TASK DIRECTIONS
Identify each line in the records below that contains the word "projection", and copy it.

AVAILABLE DATA
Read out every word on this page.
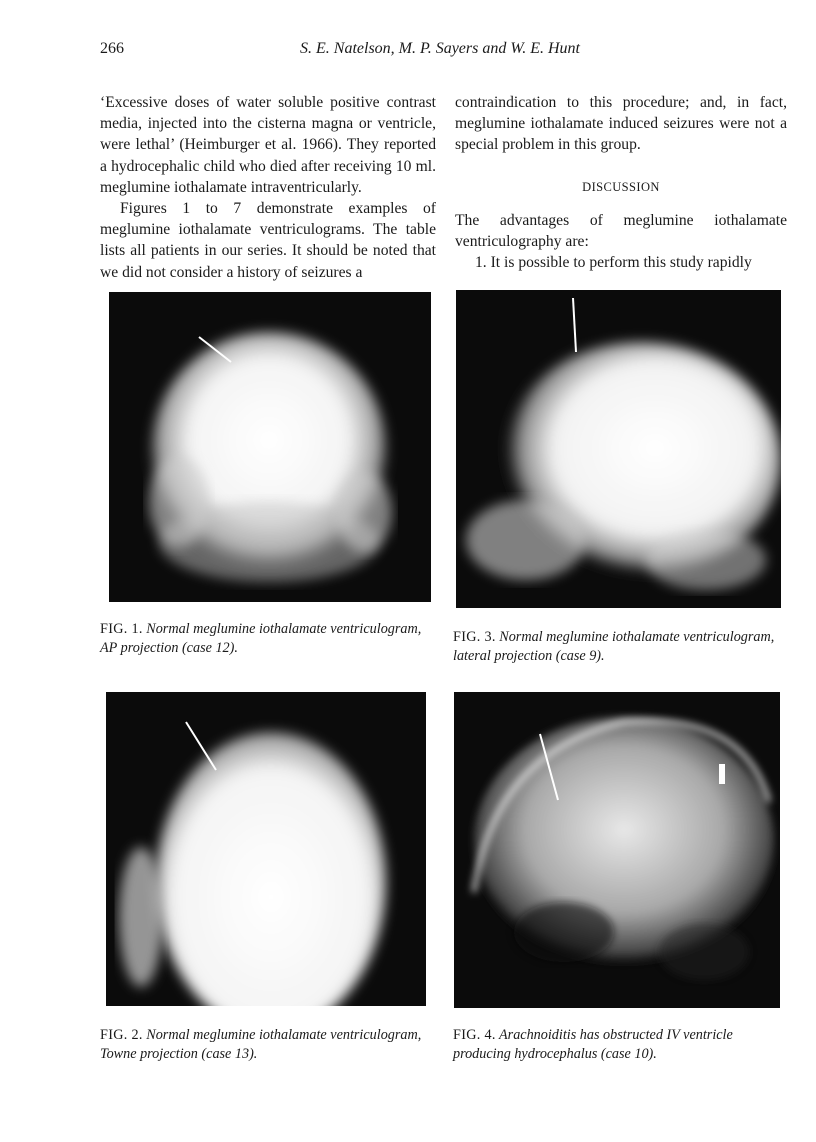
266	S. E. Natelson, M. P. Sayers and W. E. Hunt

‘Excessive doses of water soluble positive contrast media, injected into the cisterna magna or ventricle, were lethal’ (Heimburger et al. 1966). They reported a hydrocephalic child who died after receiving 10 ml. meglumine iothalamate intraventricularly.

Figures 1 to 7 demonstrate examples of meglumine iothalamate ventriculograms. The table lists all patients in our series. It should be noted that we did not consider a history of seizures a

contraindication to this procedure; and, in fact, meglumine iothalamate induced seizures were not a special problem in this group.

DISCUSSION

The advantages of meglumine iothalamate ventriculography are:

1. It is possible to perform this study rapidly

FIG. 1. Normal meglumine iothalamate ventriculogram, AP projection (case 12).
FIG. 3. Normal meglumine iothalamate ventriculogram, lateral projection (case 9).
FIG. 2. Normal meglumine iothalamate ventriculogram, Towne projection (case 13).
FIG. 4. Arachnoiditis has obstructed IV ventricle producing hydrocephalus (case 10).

OUTPUT BELOW
FIG. 1. Normal meglumine iothalamate ventriculogram, AP projection (case 12).
FIG. 3. Normal meglumine iothalamate ventriculogram, lateral projection (case 9).
FIG. 2. Normal meglumine iothalamate ventriculogram, Towne projection (case 13).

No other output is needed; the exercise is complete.